* EXERCISE *
In the entries below, count every line with the string "cervicalis". State the count and nothing else.

## BEGIN SUPPLIED DATA

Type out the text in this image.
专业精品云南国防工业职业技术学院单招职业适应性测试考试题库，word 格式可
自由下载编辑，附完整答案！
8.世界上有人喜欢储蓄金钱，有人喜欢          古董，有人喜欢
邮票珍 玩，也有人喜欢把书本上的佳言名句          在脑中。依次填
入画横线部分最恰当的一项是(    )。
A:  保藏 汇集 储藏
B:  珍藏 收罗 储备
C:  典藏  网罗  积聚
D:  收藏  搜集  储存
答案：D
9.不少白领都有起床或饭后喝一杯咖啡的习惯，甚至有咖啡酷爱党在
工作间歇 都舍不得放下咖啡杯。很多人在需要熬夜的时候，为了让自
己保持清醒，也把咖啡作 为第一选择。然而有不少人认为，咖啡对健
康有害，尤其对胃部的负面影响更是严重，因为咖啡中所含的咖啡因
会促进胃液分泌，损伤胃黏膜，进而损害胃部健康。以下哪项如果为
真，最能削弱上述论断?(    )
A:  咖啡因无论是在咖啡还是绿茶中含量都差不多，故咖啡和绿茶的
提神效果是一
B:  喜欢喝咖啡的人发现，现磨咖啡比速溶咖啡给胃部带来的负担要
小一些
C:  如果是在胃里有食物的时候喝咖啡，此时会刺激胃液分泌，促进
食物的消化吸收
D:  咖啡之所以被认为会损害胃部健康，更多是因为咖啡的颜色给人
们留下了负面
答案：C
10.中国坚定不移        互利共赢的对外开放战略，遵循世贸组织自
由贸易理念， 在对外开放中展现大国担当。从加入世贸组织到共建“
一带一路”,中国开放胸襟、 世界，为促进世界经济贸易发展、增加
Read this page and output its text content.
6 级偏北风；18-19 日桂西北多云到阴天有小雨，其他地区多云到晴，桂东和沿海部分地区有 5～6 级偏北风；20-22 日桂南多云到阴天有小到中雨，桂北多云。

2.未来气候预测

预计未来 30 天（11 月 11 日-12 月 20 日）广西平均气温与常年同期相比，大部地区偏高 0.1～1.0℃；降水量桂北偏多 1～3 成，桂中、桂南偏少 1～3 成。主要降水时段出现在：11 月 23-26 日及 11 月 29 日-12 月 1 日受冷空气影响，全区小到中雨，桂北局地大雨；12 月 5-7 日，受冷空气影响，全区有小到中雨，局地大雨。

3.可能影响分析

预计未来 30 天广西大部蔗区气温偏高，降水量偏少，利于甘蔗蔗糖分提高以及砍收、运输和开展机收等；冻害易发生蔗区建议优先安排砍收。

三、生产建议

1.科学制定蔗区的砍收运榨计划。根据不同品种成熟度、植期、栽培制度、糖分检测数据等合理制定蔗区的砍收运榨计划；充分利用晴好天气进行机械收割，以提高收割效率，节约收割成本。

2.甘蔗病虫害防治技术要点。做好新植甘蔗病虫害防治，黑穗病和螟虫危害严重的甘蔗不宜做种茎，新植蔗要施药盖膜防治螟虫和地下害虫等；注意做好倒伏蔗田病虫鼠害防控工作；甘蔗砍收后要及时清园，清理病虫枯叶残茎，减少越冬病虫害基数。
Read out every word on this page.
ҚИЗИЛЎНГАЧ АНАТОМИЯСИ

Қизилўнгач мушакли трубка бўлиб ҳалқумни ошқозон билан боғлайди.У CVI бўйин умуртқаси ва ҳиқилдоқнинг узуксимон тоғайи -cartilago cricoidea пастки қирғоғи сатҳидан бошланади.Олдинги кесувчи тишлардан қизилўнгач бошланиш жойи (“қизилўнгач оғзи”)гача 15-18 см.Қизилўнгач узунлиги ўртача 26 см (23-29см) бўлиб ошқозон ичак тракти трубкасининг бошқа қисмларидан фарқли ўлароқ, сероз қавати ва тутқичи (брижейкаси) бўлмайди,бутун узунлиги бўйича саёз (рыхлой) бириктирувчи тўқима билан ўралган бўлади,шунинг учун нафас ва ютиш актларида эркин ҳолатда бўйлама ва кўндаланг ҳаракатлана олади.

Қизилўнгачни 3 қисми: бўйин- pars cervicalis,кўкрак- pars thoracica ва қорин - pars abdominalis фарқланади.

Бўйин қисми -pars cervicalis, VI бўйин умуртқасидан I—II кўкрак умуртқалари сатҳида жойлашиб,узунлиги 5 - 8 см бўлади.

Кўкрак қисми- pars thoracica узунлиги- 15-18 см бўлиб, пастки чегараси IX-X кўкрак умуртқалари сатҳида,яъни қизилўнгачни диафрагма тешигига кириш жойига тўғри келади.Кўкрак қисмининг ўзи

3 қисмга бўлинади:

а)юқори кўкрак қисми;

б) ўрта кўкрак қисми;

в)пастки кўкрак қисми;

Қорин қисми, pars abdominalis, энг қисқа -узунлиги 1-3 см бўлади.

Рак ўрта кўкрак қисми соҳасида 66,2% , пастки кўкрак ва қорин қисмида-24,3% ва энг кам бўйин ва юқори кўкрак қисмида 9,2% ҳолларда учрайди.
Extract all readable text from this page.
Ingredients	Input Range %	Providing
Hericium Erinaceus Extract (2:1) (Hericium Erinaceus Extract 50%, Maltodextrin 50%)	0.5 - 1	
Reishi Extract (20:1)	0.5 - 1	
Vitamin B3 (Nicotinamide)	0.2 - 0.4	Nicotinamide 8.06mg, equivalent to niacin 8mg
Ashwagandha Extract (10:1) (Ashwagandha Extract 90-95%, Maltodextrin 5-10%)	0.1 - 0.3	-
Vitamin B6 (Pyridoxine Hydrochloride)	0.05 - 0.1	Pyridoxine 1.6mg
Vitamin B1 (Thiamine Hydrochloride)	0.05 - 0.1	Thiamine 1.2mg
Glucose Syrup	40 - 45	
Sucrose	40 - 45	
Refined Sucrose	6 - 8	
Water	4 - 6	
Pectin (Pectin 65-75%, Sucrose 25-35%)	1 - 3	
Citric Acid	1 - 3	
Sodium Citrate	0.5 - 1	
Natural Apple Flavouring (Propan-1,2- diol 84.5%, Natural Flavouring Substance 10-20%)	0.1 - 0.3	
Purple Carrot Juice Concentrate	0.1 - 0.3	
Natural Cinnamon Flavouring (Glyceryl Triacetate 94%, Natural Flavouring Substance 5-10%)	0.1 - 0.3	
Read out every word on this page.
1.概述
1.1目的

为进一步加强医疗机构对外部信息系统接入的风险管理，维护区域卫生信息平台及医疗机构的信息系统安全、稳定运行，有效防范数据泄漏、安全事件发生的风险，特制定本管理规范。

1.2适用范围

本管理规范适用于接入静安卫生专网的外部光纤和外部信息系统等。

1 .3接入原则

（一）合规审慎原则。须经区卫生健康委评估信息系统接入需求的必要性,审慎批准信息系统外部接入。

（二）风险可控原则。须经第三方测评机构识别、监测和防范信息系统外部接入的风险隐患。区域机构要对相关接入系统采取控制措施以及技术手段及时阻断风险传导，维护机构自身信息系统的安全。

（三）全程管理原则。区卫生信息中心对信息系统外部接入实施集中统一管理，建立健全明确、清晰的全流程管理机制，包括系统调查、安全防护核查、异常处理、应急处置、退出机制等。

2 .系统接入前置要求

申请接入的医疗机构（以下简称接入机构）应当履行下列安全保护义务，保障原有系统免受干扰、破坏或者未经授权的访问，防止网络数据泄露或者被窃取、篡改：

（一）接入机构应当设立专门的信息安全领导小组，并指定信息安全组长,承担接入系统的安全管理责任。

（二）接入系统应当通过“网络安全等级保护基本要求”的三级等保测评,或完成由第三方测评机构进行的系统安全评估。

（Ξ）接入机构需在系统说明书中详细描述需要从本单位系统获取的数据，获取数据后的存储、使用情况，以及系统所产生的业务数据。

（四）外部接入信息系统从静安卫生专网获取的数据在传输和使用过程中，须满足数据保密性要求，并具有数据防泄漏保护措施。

## END SUPPLIED DATA

* OUTPUT FOR THIS TASK *
2